§ **Stated problem**
Copy out all lines where "JSON" appears.
* BEGIN Stored rows *
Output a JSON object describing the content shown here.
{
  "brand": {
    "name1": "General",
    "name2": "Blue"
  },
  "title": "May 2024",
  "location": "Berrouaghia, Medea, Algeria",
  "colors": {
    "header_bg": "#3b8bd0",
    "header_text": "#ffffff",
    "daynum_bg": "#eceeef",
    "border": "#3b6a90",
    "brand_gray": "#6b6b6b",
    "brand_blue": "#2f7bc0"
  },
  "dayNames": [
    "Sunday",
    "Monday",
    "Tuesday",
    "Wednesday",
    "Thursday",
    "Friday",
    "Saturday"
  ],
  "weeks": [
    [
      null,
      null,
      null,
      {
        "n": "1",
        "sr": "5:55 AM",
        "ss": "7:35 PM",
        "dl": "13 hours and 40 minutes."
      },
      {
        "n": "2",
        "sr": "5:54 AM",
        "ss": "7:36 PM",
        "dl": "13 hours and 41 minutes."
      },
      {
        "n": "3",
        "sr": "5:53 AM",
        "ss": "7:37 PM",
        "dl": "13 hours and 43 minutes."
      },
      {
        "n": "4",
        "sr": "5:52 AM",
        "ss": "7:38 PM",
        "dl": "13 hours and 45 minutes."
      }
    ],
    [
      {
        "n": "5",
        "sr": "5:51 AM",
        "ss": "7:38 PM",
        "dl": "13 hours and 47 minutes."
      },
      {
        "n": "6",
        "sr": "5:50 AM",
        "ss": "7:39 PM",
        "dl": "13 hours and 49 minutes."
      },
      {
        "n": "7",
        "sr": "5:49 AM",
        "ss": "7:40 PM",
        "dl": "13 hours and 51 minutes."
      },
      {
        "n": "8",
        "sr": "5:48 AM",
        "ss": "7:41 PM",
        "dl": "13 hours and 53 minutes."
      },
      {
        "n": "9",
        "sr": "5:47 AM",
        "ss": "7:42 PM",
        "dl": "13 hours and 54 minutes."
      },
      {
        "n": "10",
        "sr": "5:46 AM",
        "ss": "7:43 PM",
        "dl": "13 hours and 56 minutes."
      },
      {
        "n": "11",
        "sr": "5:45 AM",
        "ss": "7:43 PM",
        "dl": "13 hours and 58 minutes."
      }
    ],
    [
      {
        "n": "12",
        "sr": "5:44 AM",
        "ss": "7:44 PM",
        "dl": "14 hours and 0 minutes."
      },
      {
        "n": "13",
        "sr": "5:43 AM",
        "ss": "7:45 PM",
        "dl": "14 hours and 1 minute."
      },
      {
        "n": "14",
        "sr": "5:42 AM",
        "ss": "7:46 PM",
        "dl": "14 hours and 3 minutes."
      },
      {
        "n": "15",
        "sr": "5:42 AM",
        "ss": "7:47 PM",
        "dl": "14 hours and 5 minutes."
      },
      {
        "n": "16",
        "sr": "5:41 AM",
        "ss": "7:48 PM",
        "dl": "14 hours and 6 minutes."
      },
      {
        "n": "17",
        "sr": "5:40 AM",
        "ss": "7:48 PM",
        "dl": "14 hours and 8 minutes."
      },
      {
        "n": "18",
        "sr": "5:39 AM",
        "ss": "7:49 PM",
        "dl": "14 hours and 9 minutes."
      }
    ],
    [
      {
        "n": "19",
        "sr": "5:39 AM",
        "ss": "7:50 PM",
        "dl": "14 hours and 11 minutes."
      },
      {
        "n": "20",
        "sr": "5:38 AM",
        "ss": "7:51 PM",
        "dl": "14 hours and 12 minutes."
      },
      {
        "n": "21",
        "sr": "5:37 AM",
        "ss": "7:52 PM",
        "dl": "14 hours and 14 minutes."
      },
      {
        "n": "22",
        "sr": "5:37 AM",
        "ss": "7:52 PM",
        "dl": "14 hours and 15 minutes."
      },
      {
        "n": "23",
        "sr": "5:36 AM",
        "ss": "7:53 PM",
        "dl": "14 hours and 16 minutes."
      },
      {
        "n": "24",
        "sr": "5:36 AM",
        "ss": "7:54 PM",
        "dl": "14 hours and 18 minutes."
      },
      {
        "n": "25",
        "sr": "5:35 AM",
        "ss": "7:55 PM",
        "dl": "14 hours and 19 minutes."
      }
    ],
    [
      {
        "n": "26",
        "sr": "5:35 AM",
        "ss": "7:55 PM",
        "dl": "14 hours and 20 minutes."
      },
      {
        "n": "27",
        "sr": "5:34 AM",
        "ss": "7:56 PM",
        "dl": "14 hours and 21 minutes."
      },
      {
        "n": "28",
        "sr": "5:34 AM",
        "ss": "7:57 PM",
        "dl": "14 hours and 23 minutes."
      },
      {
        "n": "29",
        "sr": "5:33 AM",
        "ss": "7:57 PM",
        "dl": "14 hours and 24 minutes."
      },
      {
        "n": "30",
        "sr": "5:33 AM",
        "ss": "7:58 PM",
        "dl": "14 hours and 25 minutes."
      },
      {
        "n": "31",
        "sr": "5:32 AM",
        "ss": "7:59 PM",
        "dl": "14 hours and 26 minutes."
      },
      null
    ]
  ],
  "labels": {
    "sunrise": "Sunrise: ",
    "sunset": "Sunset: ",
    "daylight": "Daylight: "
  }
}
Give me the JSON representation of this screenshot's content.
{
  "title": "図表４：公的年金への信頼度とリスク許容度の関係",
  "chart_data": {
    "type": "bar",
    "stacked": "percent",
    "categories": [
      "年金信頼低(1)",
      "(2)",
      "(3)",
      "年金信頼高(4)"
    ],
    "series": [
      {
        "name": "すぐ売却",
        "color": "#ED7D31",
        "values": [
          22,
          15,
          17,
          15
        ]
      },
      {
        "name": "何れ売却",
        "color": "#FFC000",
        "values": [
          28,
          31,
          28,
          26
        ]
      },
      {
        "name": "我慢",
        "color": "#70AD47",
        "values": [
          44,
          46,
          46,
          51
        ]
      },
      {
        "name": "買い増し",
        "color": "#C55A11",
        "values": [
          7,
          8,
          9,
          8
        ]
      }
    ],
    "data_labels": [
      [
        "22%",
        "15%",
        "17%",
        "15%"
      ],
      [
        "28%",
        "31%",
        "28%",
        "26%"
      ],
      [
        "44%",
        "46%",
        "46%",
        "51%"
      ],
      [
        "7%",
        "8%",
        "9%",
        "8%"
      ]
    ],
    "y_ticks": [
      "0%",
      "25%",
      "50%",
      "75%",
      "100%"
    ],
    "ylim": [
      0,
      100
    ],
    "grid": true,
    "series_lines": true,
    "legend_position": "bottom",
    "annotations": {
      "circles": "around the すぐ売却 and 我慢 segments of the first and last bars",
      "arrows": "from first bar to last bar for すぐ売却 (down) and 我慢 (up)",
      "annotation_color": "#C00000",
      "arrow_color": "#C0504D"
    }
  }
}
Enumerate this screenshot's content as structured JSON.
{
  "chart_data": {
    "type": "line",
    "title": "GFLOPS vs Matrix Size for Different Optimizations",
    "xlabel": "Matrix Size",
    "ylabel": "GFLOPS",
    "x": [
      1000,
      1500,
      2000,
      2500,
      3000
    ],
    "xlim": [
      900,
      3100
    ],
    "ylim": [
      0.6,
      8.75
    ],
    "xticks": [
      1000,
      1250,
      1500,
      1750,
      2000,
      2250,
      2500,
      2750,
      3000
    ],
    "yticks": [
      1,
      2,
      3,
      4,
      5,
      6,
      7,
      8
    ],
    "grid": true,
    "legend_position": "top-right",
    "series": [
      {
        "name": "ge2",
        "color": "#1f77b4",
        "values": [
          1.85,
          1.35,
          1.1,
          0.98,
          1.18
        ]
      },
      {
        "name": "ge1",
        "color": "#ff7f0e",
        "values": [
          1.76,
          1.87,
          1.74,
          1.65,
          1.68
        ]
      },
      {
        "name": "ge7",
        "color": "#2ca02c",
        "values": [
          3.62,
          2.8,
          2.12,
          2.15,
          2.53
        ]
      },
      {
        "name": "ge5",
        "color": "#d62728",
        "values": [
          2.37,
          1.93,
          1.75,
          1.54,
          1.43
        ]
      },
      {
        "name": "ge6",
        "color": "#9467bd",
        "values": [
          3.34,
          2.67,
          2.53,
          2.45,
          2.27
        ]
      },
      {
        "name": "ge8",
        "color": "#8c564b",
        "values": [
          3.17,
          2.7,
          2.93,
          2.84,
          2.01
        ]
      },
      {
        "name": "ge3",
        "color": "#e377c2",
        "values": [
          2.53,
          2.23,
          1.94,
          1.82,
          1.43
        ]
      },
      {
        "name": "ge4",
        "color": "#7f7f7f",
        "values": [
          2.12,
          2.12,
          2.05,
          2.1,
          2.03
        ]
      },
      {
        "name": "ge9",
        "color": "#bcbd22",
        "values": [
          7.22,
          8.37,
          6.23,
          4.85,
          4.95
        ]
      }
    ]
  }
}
* END Stored rows *
§ **Task solution**
Output a JSON object describing the content shown here.
Give me the JSON representation of this screenshot's content.
Enumerate this screenshot's content as structured JSON.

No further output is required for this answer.